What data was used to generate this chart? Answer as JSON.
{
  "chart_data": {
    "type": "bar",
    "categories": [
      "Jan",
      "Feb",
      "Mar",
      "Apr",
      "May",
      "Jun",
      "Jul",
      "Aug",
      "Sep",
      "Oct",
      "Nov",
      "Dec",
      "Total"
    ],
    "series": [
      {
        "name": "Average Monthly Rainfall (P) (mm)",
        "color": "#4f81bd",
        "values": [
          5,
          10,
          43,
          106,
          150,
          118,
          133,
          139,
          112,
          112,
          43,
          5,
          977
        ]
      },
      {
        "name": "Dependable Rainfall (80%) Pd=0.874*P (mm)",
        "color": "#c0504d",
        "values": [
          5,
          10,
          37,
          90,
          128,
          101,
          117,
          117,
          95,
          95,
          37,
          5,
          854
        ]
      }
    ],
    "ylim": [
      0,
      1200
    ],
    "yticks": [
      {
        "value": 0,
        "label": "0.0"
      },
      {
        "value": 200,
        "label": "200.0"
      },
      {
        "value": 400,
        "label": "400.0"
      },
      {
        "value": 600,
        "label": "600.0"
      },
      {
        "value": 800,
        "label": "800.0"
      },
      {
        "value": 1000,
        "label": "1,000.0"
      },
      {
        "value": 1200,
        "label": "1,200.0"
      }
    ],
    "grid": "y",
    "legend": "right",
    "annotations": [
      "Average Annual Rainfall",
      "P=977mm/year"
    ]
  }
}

→ What the task requires: Extract all of the data above without altering anything.

→ Solution to this task:
What data was used to generate this chart? Answer as JSON.
{
  "chart_data": {
    "type": "bar",
    "categories": [
      "Jan",
      "Feb",
      "Mar",
      "Apr",
      "May",
      "Jun",
      "Jul",
      "Aug",
      "Sep",
      "Oct",
      "Nov",
      "Dec",
      "Total"
    ],
    "series": [
      {
        "name": "Average Monthly Rainfall (P) (mm)",
        "color": "#4f81bd",
        "values": [
          5,
          10,
          43,
          106,
          150,
          118,
          133,
          139,
          112,
          112,
          43,
          5,
          977
        ]
      },
      {
        "name": "Dependable Rainfall (80%) Pd=0.874*P (mm)",
        "color": "#c0504d",
        "values": [
          5,
          10,
          37,
          90,
          128,
          101,
          117,
          117,
          95,
          95,
          37,
          5,
          854
        ]
      }
    ],
    "ylim": [
      0,
      1200
    ],
    "yticks": [
      {
        "value": 0,
        "label": "0.0"
      },
      {
        "value": 200,
        "label": "200.0"
      },
      {
        "value": 400,
        "label": "400.0"
      },
      {
        "value": 600,
        "label": "600.0"
      },
      {
        "value": 800,
        "label": "800.0"
      },
      {
        "value": 1000,
        "label": "1,000.0"
      },
      {
        "value": 1200,
        "label": "1,200.0"
      }
    ],
    "grid": "y",
    "legend": "right",
    "annotations": [
      "Average Annual Rainfall",
      "P=977mm/year"
    ]
  }
}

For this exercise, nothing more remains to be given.